▸ GIVEN INSTRUCTION
Reproduce the items verbatim, everything from the start of the records down to the line that contains "x-tick-label: 12 <box>252 533 264 544</box>", with both ends included.

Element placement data
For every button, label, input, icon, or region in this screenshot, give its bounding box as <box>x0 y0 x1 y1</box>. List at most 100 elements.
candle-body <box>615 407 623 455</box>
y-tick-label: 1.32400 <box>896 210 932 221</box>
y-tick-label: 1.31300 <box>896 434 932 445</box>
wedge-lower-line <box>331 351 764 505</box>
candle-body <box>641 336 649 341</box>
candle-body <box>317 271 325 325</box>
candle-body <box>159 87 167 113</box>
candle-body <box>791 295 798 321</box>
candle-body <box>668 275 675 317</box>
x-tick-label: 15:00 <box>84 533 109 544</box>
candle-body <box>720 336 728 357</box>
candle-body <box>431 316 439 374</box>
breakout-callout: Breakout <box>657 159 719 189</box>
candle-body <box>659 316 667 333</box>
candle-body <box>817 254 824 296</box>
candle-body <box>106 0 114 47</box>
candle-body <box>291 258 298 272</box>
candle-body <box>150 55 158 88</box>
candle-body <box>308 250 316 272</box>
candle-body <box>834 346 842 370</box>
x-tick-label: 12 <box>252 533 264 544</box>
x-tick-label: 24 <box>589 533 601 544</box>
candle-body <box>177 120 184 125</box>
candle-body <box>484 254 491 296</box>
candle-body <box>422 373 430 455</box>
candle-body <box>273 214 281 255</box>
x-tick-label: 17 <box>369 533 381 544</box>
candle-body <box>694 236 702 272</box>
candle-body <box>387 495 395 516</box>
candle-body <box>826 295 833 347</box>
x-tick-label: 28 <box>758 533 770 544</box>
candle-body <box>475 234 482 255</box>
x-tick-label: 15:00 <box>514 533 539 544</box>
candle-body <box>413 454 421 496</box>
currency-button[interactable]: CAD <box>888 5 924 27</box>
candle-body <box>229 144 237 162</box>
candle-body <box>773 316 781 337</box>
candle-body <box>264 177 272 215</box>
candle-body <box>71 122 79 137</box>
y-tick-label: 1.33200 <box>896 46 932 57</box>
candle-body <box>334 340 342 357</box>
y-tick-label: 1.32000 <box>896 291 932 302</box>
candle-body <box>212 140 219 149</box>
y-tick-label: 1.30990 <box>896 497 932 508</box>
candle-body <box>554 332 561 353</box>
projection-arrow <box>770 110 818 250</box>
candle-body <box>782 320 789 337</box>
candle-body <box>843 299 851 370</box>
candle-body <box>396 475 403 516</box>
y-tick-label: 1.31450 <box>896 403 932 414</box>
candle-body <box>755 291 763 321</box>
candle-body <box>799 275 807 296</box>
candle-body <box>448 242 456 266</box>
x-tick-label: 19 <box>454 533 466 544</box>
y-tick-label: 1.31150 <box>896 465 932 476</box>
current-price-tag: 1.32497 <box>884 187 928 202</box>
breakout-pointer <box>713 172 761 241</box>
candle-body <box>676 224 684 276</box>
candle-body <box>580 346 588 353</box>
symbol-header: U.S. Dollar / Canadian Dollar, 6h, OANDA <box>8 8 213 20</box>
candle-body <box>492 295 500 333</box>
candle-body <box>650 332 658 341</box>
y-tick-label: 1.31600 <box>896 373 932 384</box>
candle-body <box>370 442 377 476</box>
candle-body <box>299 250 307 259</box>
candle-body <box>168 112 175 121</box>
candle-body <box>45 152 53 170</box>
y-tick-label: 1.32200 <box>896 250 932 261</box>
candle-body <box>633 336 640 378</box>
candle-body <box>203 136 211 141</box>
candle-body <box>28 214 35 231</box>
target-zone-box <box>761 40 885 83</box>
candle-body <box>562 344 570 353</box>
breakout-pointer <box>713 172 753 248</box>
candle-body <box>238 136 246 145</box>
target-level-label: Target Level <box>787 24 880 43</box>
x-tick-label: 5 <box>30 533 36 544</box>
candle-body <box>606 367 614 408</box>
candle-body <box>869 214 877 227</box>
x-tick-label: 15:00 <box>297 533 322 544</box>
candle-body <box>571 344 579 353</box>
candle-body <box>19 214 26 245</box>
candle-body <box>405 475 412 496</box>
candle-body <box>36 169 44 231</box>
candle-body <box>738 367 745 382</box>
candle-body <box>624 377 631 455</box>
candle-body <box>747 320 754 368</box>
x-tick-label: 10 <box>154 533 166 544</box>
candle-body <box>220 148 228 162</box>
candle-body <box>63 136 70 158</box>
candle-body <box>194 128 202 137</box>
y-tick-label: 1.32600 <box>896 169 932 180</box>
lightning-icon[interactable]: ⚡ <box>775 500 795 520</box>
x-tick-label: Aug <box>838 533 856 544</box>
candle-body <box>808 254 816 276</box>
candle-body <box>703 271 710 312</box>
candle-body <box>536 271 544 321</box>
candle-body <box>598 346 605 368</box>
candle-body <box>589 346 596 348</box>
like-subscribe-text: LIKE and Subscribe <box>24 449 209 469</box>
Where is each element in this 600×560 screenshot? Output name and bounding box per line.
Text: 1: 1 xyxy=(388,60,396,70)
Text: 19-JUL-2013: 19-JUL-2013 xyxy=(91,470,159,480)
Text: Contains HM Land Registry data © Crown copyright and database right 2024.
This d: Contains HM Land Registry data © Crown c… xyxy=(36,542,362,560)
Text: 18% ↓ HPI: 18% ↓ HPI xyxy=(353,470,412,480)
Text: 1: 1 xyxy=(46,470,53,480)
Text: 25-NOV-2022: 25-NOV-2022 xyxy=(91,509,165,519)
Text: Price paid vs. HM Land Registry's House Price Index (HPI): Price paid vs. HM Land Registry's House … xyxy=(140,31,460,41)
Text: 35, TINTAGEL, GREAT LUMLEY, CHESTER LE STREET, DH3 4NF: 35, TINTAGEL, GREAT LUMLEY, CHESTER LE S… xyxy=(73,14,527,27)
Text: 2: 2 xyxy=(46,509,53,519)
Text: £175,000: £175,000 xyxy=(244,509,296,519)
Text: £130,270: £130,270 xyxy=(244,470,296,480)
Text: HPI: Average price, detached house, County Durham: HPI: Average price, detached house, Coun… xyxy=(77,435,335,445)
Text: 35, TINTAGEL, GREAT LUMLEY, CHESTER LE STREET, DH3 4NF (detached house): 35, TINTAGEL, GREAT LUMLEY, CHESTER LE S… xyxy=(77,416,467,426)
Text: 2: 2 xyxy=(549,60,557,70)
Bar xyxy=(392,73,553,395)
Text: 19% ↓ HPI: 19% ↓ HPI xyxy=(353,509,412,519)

▸ EXERCISE ANSWER
For every button, label, input, icon, or region in this screenshot, give its bounding box as <box>x0 y0 x1 y1</box>. List at most 100 elements.
candle-body <box>615 407 623 455</box>
y-tick-label: 1.32400 <box>896 210 932 221</box>
y-tick-label: 1.31300 <box>896 434 932 445</box>
wedge-lower-line <box>331 351 764 505</box>
candle-body <box>641 336 649 341</box>
candle-body <box>317 271 325 325</box>
candle-body <box>159 87 167 113</box>
candle-body <box>791 295 798 321</box>
candle-body <box>668 275 675 317</box>
x-tick-label: 15:00 <box>84 533 109 544</box>
candle-body <box>720 336 728 357</box>
candle-body <box>431 316 439 374</box>
breakout-callout: Breakout <box>657 159 719 189</box>
candle-body <box>659 316 667 333</box>
candle-body <box>817 254 824 296</box>
candle-body <box>106 0 114 47</box>
candle-body <box>291 258 298 272</box>
candle-body <box>150 55 158 88</box>
candle-body <box>308 250 316 272</box>
candle-body <box>834 346 842 370</box>
x-tick-label: 12 <box>252 533 264 544</box>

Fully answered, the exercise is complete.